[Begin Material shown]
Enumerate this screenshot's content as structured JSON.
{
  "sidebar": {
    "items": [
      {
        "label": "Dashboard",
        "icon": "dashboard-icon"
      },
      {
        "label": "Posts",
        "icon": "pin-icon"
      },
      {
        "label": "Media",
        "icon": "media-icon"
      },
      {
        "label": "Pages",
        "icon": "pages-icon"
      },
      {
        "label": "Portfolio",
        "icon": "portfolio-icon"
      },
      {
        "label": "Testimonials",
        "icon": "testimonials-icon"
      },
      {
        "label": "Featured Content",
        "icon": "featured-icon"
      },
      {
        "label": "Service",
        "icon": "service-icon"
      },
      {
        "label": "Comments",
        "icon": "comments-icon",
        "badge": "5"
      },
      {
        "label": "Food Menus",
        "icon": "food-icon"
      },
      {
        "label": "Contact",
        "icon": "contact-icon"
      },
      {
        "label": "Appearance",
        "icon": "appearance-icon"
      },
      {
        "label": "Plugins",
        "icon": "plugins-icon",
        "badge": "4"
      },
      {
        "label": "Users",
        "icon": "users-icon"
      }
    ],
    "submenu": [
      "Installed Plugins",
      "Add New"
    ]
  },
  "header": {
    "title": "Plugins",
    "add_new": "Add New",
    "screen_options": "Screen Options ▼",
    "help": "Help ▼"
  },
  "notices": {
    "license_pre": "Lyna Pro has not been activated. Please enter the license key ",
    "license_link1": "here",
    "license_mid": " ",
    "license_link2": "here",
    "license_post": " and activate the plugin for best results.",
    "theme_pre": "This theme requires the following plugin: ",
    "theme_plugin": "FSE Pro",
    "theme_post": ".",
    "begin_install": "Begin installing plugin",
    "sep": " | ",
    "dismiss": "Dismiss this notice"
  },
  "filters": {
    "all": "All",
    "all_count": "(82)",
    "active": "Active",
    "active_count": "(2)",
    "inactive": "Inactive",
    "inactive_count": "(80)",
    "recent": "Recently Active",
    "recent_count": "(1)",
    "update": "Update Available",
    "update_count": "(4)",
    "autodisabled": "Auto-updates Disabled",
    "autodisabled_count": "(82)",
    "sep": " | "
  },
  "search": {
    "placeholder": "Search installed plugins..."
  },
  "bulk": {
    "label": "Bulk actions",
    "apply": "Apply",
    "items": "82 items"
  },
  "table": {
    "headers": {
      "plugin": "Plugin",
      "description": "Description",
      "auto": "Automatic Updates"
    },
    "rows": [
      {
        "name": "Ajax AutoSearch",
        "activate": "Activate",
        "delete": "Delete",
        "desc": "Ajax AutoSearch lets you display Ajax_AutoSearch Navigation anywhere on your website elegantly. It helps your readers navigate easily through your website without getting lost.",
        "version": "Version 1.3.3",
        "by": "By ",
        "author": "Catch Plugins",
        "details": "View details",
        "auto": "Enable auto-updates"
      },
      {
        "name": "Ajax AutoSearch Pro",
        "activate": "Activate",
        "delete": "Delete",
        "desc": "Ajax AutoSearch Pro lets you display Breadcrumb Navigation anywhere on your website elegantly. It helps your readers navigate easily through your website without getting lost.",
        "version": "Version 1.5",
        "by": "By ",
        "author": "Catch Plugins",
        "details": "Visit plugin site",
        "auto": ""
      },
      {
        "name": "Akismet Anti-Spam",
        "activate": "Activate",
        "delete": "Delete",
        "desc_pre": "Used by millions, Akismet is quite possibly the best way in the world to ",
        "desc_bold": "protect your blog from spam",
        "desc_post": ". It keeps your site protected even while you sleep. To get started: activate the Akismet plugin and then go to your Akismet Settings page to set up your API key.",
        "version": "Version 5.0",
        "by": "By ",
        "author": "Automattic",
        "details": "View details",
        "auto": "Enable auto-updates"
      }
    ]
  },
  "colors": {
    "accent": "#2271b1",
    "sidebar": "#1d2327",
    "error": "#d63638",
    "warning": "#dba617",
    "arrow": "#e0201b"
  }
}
[End Material shown]
* _Task goal_: Take the material above and return all of it exactly.

* _The answer_:
Enumerate this screenshot's content as structured JSON.
{
  "sidebar": {
    "items": [
      {
        "label": "Dashboard",
        "icon": "dashboard-icon"
      },
      {
        "label": "Posts",
        "icon": "pin-icon"
      },
      {
        "label": "Media",
        "icon": "media-icon"
      },
      {
        "label": "Pages",
        "icon": "pages-icon"
      },
      {
        "label": "Portfolio",
        "icon": "portfolio-icon"
      },
      {
        "label": "Testimonials",
        "icon": "testimonials-icon"
      },
      {
        "label": "Featured Content",
        "icon": "featured-icon"
      },
      {
        "label": "Service",
        "icon": "service-icon"
      },
      {
        "label": "Comments",
        "icon": "comments-icon",
        "badge": "5"
      },
      {
        "label": "Food Menus",
        "icon": "food-icon"
      },
      {
        "label": "Contact",
        "icon": "contact-icon"
      },
      {
        "label": "Appearance",
        "icon": "appearance-icon"
      },
      {
        "label": "Plugins",
        "icon": "plugins-icon",
        "badge": "4"
      },
      {
        "label": "Users",
        "icon": "users-icon"
      }
    ],
    "submenu": [
      "Installed Plugins",
      "Add New"
    ]
  },
  "header": {
    "title": "Plugins",
    "add_new": "Add New",
    "screen_options": "Screen Options ▼",
    "help": "Help ▼"
  },
  "notices": {
    "license_pre": "Lyna Pro has not been activated. Please enter the license key ",
    "license_link1": "here",
    "license_mid": " ",
    "license_link2": "here",
    "license_post": " and activate the plugin for best results.",
    "theme_pre": "This theme requires the following plugin: ",
    "theme_plugin": "FSE Pro",
    "theme_post": ".",
    "begin_install": "Begin installing plugin",
    "sep": " | ",
    "dismiss": "Dismiss this notice"
  },
  "filters": {
    "all": "All",
    "all_count": "(82)",
    "active": "Active",
    "active_count": "(2)",
    "inactive": "Inactive",
    "inactive_count": "(80)",
    "recent": "Recently Active",
    "recent_count": "(1)",
    "update": "Update Available",
    "update_count": "(4)",
    "autodisabled": "Auto-updates Disabled",
    "autodisabled_count": "(82)",
    "sep": " | "
  },
  "search": {
    "placeholder": "Search installed plugins..."
  },
  "bulk": {
    "label": "Bulk actions",
    "apply": "Apply",
    "items": "82 items"
  },
  "table": {
    "headers": {
      "plugin": "Plugin",
      "description": "Description",
      "auto": "Automatic Updates"
    },
    "rows": [
      {
        "name": "Ajax AutoSearch",
        "activate": "Activate",
        "delete": "Delete",
        "desc": "Ajax AutoSearch lets you display Ajax_AutoSearch Navigation anywhere on your website elegantly. It helps your readers navigate easily through your website without getting lost.",
        "version": "Version 1.3.3",
        "by": "By ",
        "author": "Catch Plugins",
        "details": "View details",
        "auto": "Enable auto-updates"
      },
      {
        "name": "Ajax AutoSearch Pro",
        "activate": "Activate",
        "delete": "Delete",
        "desc": "Ajax AutoSearch Pro lets you display Breadcrumb Navigation anywhere on your website elegantly. It helps your readers navigate easily through your website without getting lost.",
        "version": "Version 1.5",
        "by": "By ",
        "author": "Catch Plugins",
        "details": "Visit plugin site",
        "auto": ""
      },
      {
        "name": "Akismet Anti-Spam",
        "activate": "Activate",
        "delete": "Delete",
        "desc_pre": "Used by millions, Akismet is quite possibly the best way in the world to ",
        "desc_bold": "protect your blog from spam",
        "desc_post": ". It keeps your site protected even while you sleep. To get started: activate the Akismet plugin and then go to your Akismet Settings page to set up your API key.",
        "version": "Version 5.0",
        "by": "By ",
        "author": "Automattic",
        "details": "View details",
        "auto": "Enable auto-updates"
      }
    ]
  },
  "colors": {
    "accent": "#2271b1",
    "sidebar": "#1d2327",
    "error": "#d63638",
    "warning": "#dba617",
    "arrow": "#e0201b"
  }
}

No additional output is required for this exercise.